▸ Work instructions: Search the material below for the word "Total" and copy every line in which it occurs.

▸ Material shown:
* * * * * * * * *

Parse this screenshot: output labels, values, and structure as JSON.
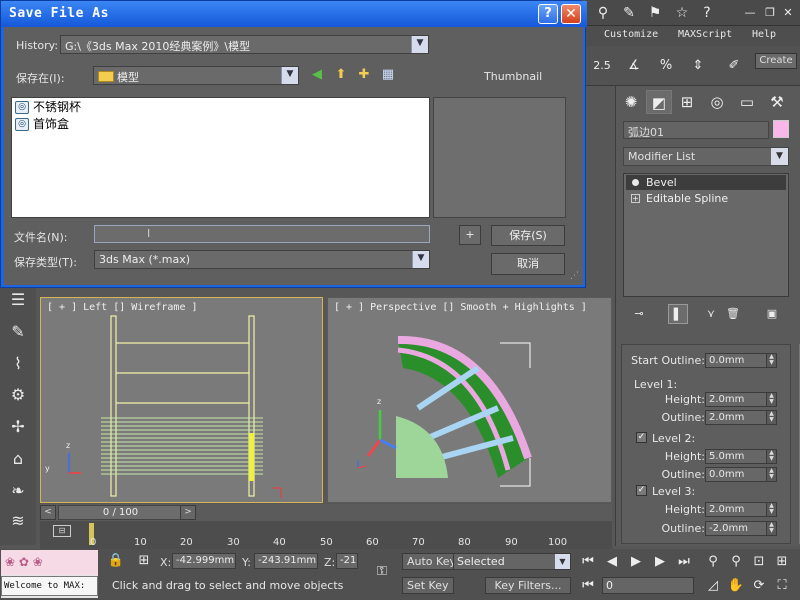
{
  "dialog": {
    "title": "Save File As",
    "help_label": "?",
    "close_label": "✕",
    "history_label": "History:",
    "history_value": "G:\\《3ds Max 2010经典案例》\\模型",
    "save_in_label": "保存在(I):",
    "save_in_value": "模型",
    "thumbnail_label": "Thumbnail",
    "files": [
      "不锈钢杯",
      "首饰盒"
    ],
    "filename_label": "文件名(N):",
    "filename_value": "",
    "filetype_label": "保存类型(T):",
    "filetype_value": "3ds Max (*.max)",
    "plus_label": "+",
    "save_button": "保存(S)",
    "cancel_button": "取消"
  },
  "menubar": {
    "items": [
      "Customize",
      "MAXScript",
      "Help"
    ]
  },
  "toolbar": {
    "snap_value": "2.5",
    "create_label": "Create"
  },
  "command_panel": {
    "object_name": "弧边01",
    "object_color": "#f8b7e8",
    "modifier_list_label": "Modifier List",
    "stack_items": [
      "Bevel",
      "Editable Spline"
    ],
    "start_outline_label": "Start Outline:",
    "start_outline_value": "0.0mm",
    "level1_label": "Level 1:",
    "level1_height_label": "Height:",
    "level1_height_value": "2.0mm",
    "level1_outline_label": "Outline:",
    "level1_outline_value": "2.0mm",
    "level2_label": "Level 2:",
    "level2_height_label": "Height:",
    "level2_height_value": "5.0mm",
    "level2_outline_label": "Outline:",
    "level2_outline_value": "0.0mm",
    "level3_label": "Level 3:",
    "level3_height_label": "Height:",
    "level3_height_value": "2.0mm",
    "level3_outline_label": "Outline:",
    "level3_outline_value": "-2.0mm"
  },
  "viewports": {
    "left_label": "[ + ] Left [] Wireframe ]",
    "persp_label": "[ + ] Perspective [] Smooth + Highlights ]"
  },
  "timeline": {
    "frame_display": "0 / 100",
    "ticks": [
      "0",
      "10",
      "20",
      "30",
      "40",
      "50",
      "60",
      "70",
      "80",
      "90",
      "100"
    ]
  },
  "statusbar": {
    "welcome_text": "Welcome to MAX:",
    "x_label": "X:",
    "x_value": "-42.999mm",
    "y_label": "Y:",
    "y_value": "-243.91mm",
    "z_label": "Z:",
    "z_value": "-21",
    "auto_key_label": "Auto Key",
    "selected_label": "Selected",
    "set_key_label": "Set Key",
    "key_filters_label": "Key Filters...",
    "frame_value": "0",
    "prompt_text": "Click and drag to select and move objects"
  }
}
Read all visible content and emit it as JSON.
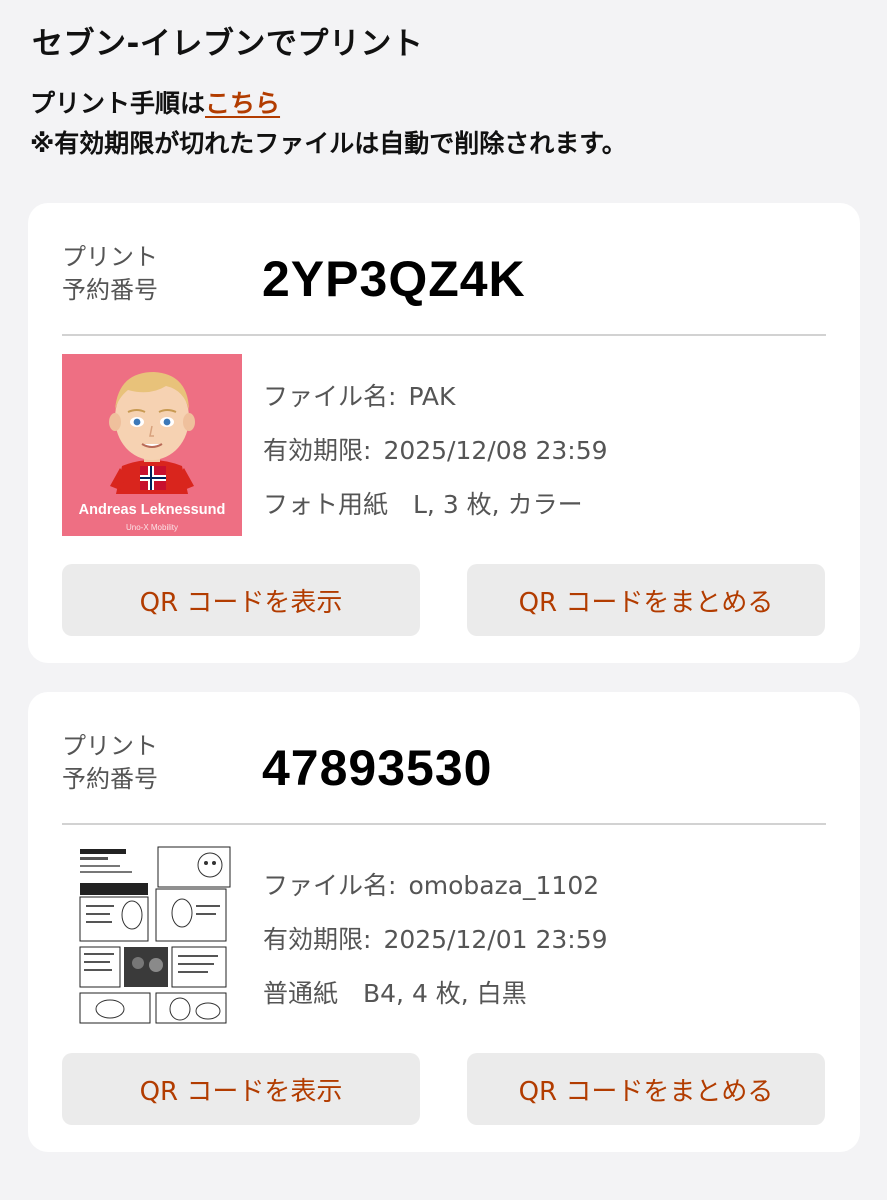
{
  "header": {
    "title": "セブン-イレブンでプリント",
    "instructions_prefix": "プリント手順は",
    "instructions_link": "こちら",
    "expiry_notice": "※有効期限が切れたファイルは自動で削除されます。"
  },
  "reservations": [
    {
      "label_line1": "プリント",
      "label_line2": "予約番号",
      "number": "2YP3QZ4K",
      "thumbnail": {
        "kind": "avatar",
        "caption_name": "Andreas Leknessund",
        "caption_team": "Uno-X Mobility",
        "background_color": "#ee6f83"
      },
      "file_name_label": "ファイル名:",
      "file_name": "PAK",
      "expiry_label": "有効期限:",
      "expiry": "2025/12/08 23:59",
      "print_spec": "フォト用紙　L, 3 枚, カラー",
      "show_qr_label": "QR コードを表示",
      "combine_qr_label": "QR コードをまとめる"
    },
    {
      "label_line1": "プリント",
      "label_line2": "予約番号",
      "number": "47893530",
      "thumbnail": {
        "kind": "manga"
      },
      "file_name_label": "ファイル名:",
      "file_name": "omobaza_1102",
      "expiry_label": "有効期限:",
      "expiry": "2025/12/01 23:59",
      "print_spec": "普通紙　B4, 4 枚, 白黒",
      "show_qr_label": "QR コードを表示",
      "combine_qr_label": "QR コードをまとめる"
    }
  ],
  "colors": {
    "accent": "#b23c00",
    "background": "#f3f3f5",
    "card": "#ffffff",
    "button": "#ebebeb"
  }
}
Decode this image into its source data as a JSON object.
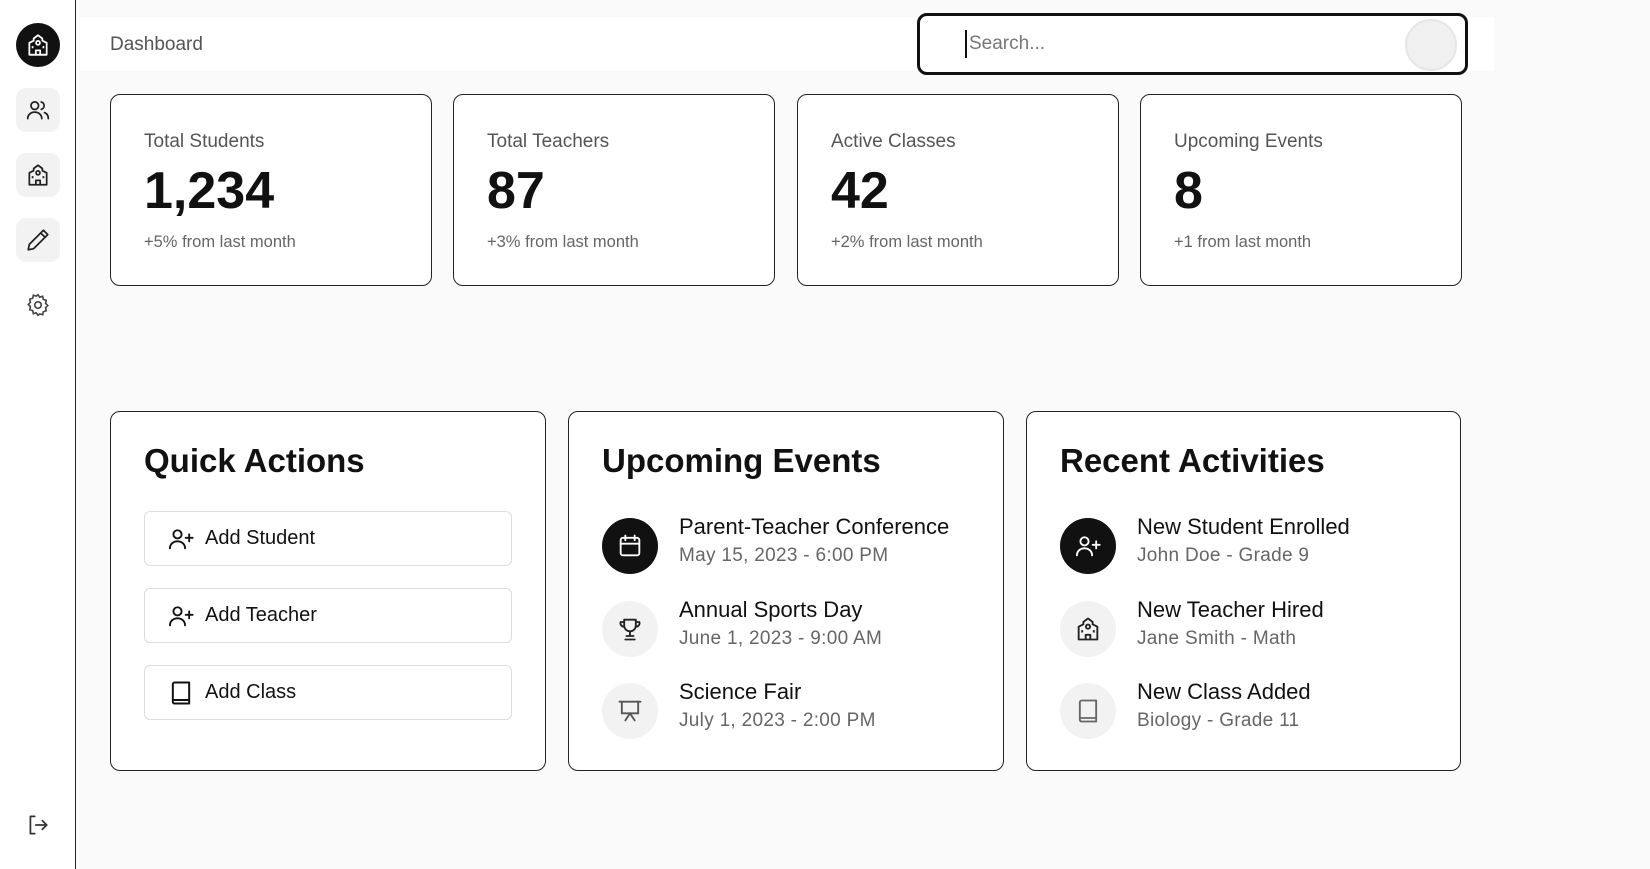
{
  "header": {
    "title": "Dashboard",
    "search_placeholder": "Search..."
  },
  "sidebar": {
    "items": [
      {
        "icon": "school-icon",
        "active": true
      },
      {
        "icon": "users-icon"
      },
      {
        "icon": "school-icon"
      },
      {
        "icon": "pencil-icon"
      },
      {
        "icon": "gear-icon"
      }
    ],
    "logout_icon": "logout-icon"
  },
  "stats": [
    {
      "label": "Total Students",
      "value": "1,234",
      "delta": "+5% from last month"
    },
    {
      "label": "Total Teachers",
      "value": "87",
      "delta": "+3% from last month"
    },
    {
      "label": "Active Classes",
      "value": "42",
      "delta": "+2% from last month"
    },
    {
      "label": "Upcoming Events",
      "value": "8",
      "delta": "+1 from last month"
    }
  ],
  "quick_actions": {
    "title": "Quick Actions",
    "buttons": [
      {
        "label": "Add Student",
        "icon": "user-plus-icon"
      },
      {
        "label": "Add Teacher",
        "icon": "user-plus-icon"
      },
      {
        "label": "Add Class",
        "icon": "book-icon"
      }
    ]
  },
  "upcoming_events": {
    "title": "Upcoming Events",
    "items": [
      {
        "title": "Parent-Teacher Conference",
        "subtitle": "May 15, 2023 - 6:00 PM",
        "icon": "calendar-icon"
      },
      {
        "title": "Annual Sports Day",
        "subtitle": "June 1, 2023 - 9:00 AM",
        "icon": "trophy-icon"
      },
      {
        "title": "Science Fair",
        "subtitle": "July 1, 2023 - 2:00 PM",
        "icon": "presentation-icon"
      }
    ]
  },
  "recent_activities": {
    "title": "Recent Activities",
    "items": [
      {
        "title": "New Student Enrolled",
        "subtitle": "John Doe - Grade 9",
        "icon": "user-plus-icon"
      },
      {
        "title": "New Teacher Hired",
        "subtitle": "Jane Smith - Math",
        "icon": "school-icon"
      },
      {
        "title": "New Class Added",
        "subtitle": "Biology - Grade 11",
        "icon": "book-icon"
      }
    ]
  }
}
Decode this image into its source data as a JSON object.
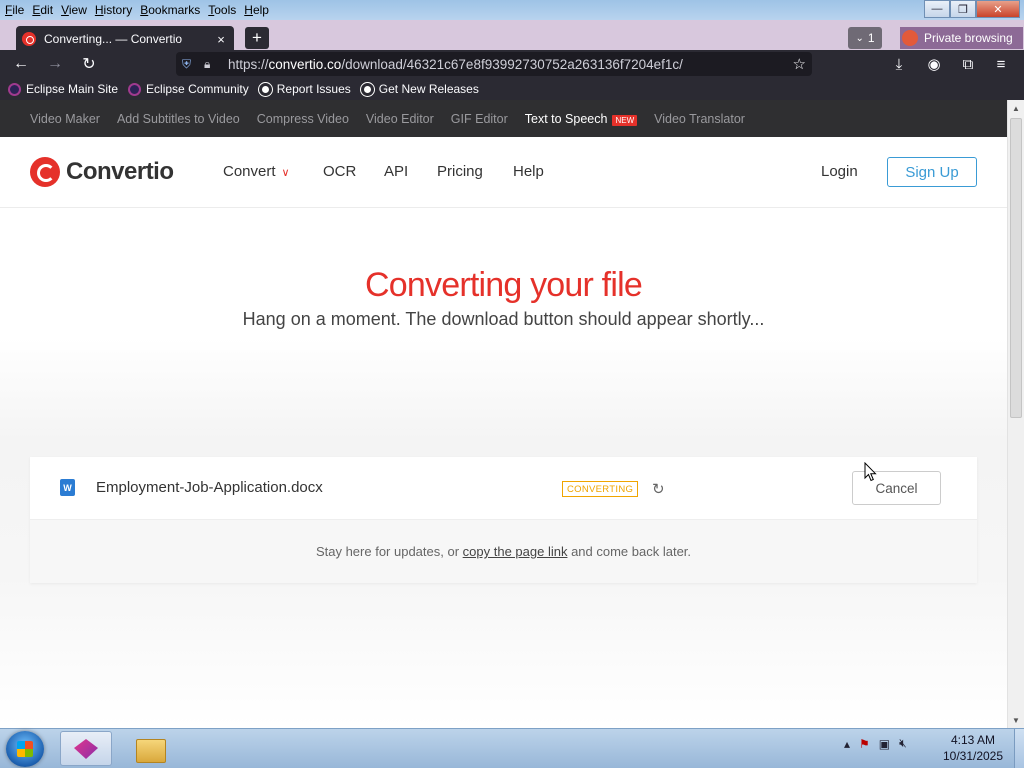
{
  "menubar": {
    "items": [
      "File",
      "Edit",
      "View",
      "History",
      "Bookmarks",
      "Tools",
      "Help"
    ]
  },
  "window_controls": {
    "minimize": "—",
    "restore": "❐",
    "close": "✕"
  },
  "tabs": {
    "active_title": "Converting... — Convertio",
    "close_glyph": "×",
    "new_tab_glyph": "+",
    "tab_count": "1",
    "private_label": "Private browsing"
  },
  "nav": {
    "url_prefix": "https://",
    "url_host": "convertio.co",
    "url_path": "/download/46321c67e8f93992730752a263136f7204ef1c/"
  },
  "bookmarks": [
    {
      "label": "Eclipse Main Site",
      "icon": "eclipse-icon"
    },
    {
      "label": "Eclipse Community",
      "icon": "eclipse-icon"
    },
    {
      "label": "Report Issues",
      "icon": "github-icon"
    },
    {
      "label": "Get New Releases",
      "icon": "github-icon"
    }
  ],
  "site": {
    "top_links": [
      "Video Maker",
      "Add Subtitles to Video",
      "Compress Video",
      "Video Editor",
      "GIF Editor",
      "Text to Speech",
      "Video Translator"
    ],
    "new_badge": "NEW",
    "logo_text": "Convertio",
    "nav": {
      "convert": "Convert",
      "ocr": "OCR",
      "api": "API",
      "pricing": "Pricing",
      "help": "Help"
    },
    "login": "Login",
    "signup": "Sign Up"
  },
  "main": {
    "headline": "Converting your file",
    "subline": "Hang on a moment. The download button should appear shortly...",
    "file": {
      "name": "Employment-Job-Application.docx",
      "icon_letter": "W",
      "status": "CONVERTING",
      "cancel": "Cancel"
    },
    "stay": {
      "before": "Stay here for updates, or ",
      "link": "copy the page link",
      "after": " and come back later."
    }
  },
  "taskbar": {
    "clock_time": "4:13 AM",
    "clock_date": "10/31/2025"
  },
  "colors": {
    "brand_red": "#e5312a",
    "signup_blue": "#3a9bd5",
    "converting_amber": "#f0a500",
    "browser_dark": "#2b2a33"
  }
}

* * * * * * * * *

▸ Worked solution:
      "label": "Total Students",
      "label": "Total Teachers",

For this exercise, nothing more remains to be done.